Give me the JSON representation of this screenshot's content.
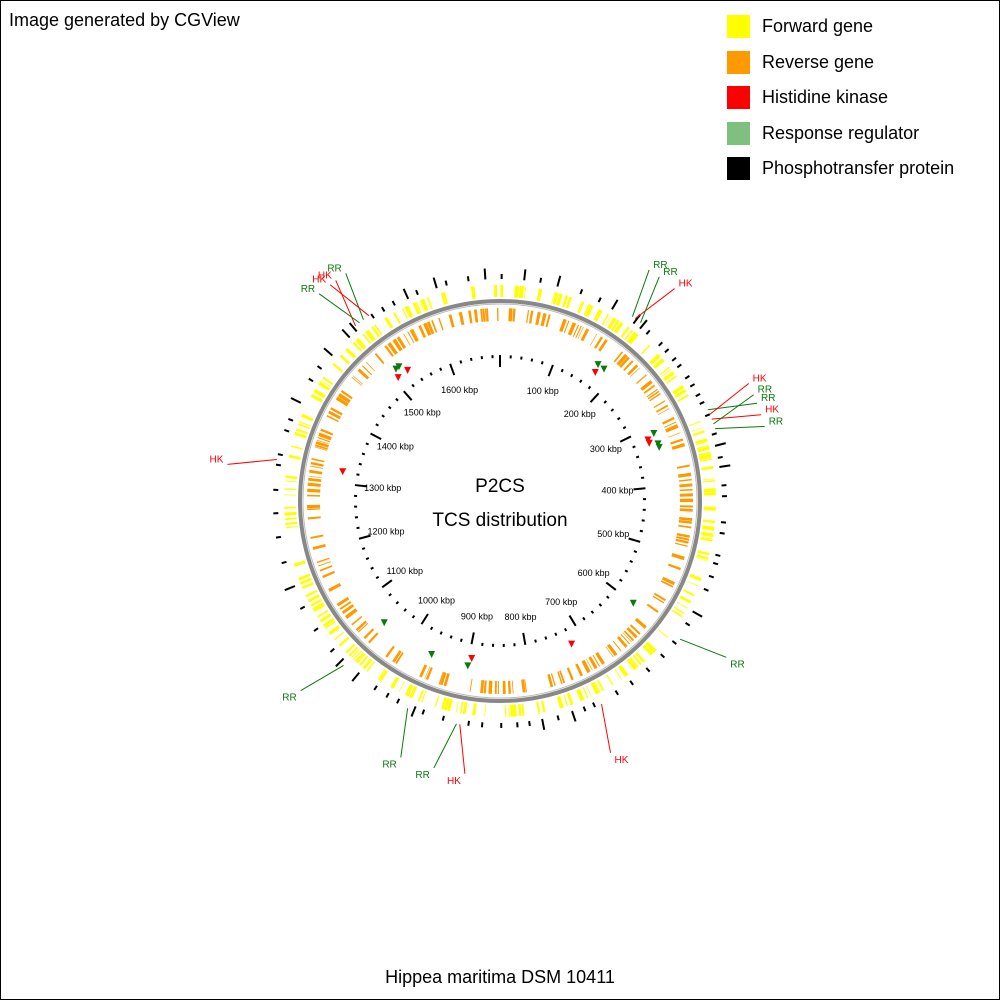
{
  "credit": "Image generated by CGView",
  "organism": "Hippea maritima DSM 10411",
  "center": {
    "title": "P2CS",
    "subtitle": "TCS distribution"
  },
  "legend": [
    {
      "label": "Forward gene",
      "color": "#ffff00"
    },
    {
      "label": "Reverse gene",
      "color": "#ff9900"
    },
    {
      "label": "Histidine kinase",
      "color": "#ff0000"
    },
    {
      "label": "Response regulator",
      "color": "#7fbf7f"
    },
    {
      "label": "Phosphotransfer protein",
      "color": "#000000"
    }
  ],
  "colors": {
    "forward": "#ffff00",
    "reverse": "#ff9900",
    "hk": "#ff0000",
    "rr": "#0a7a0a",
    "backbone": "#888888",
    "ticks": "#000000"
  },
  "genome_kbp": 1694,
  "ruler_labels": [
    "100 kbp",
    "200 kbp",
    "300 kbp",
    "400 kbp",
    "500 kbp",
    "600 kbp",
    "700 kbp",
    "800 kbp",
    "900 kbp",
    "1000 kbp",
    "1100 kbp",
    "1200 kbp",
    "1300 kbp",
    "1400 kbp",
    "1500 kbp",
    "1600 kbp"
  ],
  "callouts": [
    {
      "kbp": 168,
      "label": "RR",
      "type": "rr"
    },
    {
      "kbp": 172,
      "label": "HK",
      "type": "hk"
    },
    {
      "kbp": 180,
      "label": "RR",
      "type": "rr"
    },
    {
      "kbp": 312,
      "label": "RR",
      "type": "rr"
    },
    {
      "kbp": 318,
      "label": "HK",
      "type": "hk"
    },
    {
      "kbp": 324,
      "label": "HK",
      "type": "hk"
    },
    {
      "kbp": 330,
      "label": "RR",
      "type": "rr"
    },
    {
      "kbp": 336,
      "label": "RR",
      "type": "rr"
    },
    {
      "kbp": 600,
      "label": "RR",
      "type": "rr"
    },
    {
      "kbp": 722,
      "label": "HK",
      "type": "hk"
    },
    {
      "kbp": 895,
      "label": "HK",
      "type": "hk"
    },
    {
      "kbp": 899,
      "label": "RR",
      "type": "rr"
    },
    {
      "kbp": 960,
      "label": "RR",
      "type": "rr"
    },
    {
      "kbp": 1052,
      "label": "RR",
      "type": "rr"
    },
    {
      "kbp": 1320,
      "label": "HK",
      "type": "hk"
    },
    {
      "kbp": 1508,
      "label": "HK",
      "type": "hk"
    },
    {
      "kbp": 1514,
      "label": "RR",
      "type": "rr"
    },
    {
      "kbp": 1520,
      "label": "RR",
      "type": "rr"
    },
    {
      "kbp": 1528,
      "label": "HK",
      "type": "hk"
    }
  ]
}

|---|

**YOUR TASK:**
Please write out every line of the listing above exactly, and leave the images behind.

**WRITTEN SOLUTION:**
Give me the JSON representation of this screenshot's content.
{
  "credit": "Image generated by CGView",
  "organism": "Hippea maritima DSM 10411",
  "center": {
    "title": "P2CS",
    "subtitle": "TCS distribution"
  },
  "legend": [
    {
      "label": "Forward gene",
      "color": "#ffff00"
    },
    {
      "label": "Reverse gene",
      "color": "#ff9900"
    },
    {
      "label": "Histidine kinase",
      "color": "#ff0000"
    },
    {
      "label": "Response regulator",
      "color": "#7fbf7f"
    },
    {
      "label": "Phosphotransfer protein",
      "color": "#000000"
    }
  ],
  "colors": {
    "forward": "#ffff00",
    "reverse": "#ff9900",
    "hk": "#ff0000",
    "rr": "#0a7a0a",
    "backbone": "#888888",
    "ticks": "#000000"
  },
  "genome_kbp": 1694,
  "ruler_labels": [
    "100 kbp",
    "200 kbp",
    "300 kbp",
    "400 kbp",
    "500 kbp",
    "600 kbp",
    "700 kbp",
    "800 kbp",
    "900 kbp",
    "1000 kbp",
    "1100 kbp",
    "1200 kbp",
    "1300 kbp",
    "1400 kbp",
    "1500 kbp",
    "1600 kbp"
  ],
  "callouts": [
    {
      "kbp": 168,
      "label": "RR",
      "type": "rr"
    },
    {
      "kbp": 172,
      "label": "HK",
      "type": "hk"
    },
    {
      "kbp": 180,
      "label": "RR",
      "type": "rr"
    },
    {
      "kbp": 312,
      "label": "RR",
      "type": "rr"
    },
    {
      "kbp": 318,
      "label": "HK",
      "type": "hk"
    },
    {
      "kbp": 324,
      "label": "HK",
      "type": "hk"
    },
    {
      "kbp": 330,
      "label": "RR",
      "type": "rr"
    },
    {
      "kbp": 336,
      "label": "RR",
      "type": "rr"
    },
    {
      "kbp": 600,
      "label": "RR",
      "type": "rr"
    },
    {
      "kbp": 722,
      "label": "HK",
      "type": "hk"
    },
    {
      "kbp": 895,
      "label": "HK",
      "type": "hk"
    },
    {
      "kbp": 899,
      "label": "RR",
      "type": "rr"
    },
    {
      "kbp": 960,
      "label": "RR",
      "type": "rr"
    },
    {
      "kbp": 1052,
      "label": "RR",
      "type": "rr"
    },
    {
      "kbp": 1320,
      "label": "HK",
      "type": "hk"
    },
    {
      "kbp": 1508,
      "label": "HK",
      "type": "hk"
    },
    {
      "kbp": 1514,
      "label": "RR",
      "type": "rr"
    },
    {
      "kbp": 1520,
      "label": "RR",
      "type": "rr"
    },
    {
      "kbp": 1528,
      "label": "HK",
      "type": "hk"
    }
  ]
}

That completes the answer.